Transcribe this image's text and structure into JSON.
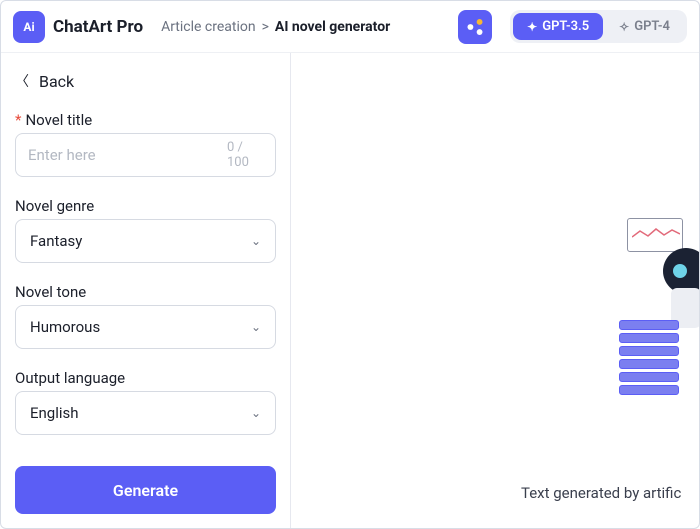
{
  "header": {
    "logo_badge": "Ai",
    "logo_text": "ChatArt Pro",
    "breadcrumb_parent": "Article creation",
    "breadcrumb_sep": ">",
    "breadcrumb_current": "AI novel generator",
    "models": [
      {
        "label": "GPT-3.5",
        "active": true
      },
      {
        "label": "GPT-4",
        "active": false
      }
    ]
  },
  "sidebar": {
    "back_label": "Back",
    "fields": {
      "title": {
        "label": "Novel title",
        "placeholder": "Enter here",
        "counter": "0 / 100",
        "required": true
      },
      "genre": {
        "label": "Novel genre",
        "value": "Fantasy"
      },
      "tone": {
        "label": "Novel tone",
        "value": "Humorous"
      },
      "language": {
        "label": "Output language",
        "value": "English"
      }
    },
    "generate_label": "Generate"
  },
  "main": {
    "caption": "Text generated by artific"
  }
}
◆ ◆ ◆ ◆ ◆
• [EXERCISE REQUIREMENTS]
Are you able to set down all the lines above exactly, without any pictures?

• [TASK RESULT]
Transcribe this image's text and structure into JSON.
{
  "header": {
    "logo_badge": "Ai",
    "logo_text": "ChatArt Pro",
    "breadcrumb_parent": "Article creation",
    "breadcrumb_sep": ">",
    "breadcrumb_current": "AI novel generator",
    "models": [
      {
        "label": "GPT-3.5",
        "active": true
      },
      {
        "label": "GPT-4",
        "active": false
      }
    ]
  },
  "sidebar": {
    "back_label": "Back",
    "fields": {
      "title": {
        "label": "Novel title",
        "placeholder": "Enter here",
        "counter": "0 / 100",
        "required": true
      },
      "genre": {
        "label": "Novel genre",
        "value": "Fantasy"
      },
      "tone": {
        "label": "Novel tone",
        "value": "Humorous"
      },
      "language": {
        "label": "Output language",
        "value": "English"
      }
    },
    "generate_label": "Generate"
  },
  "main": {
    "caption": "Text generated by artific"
  }
}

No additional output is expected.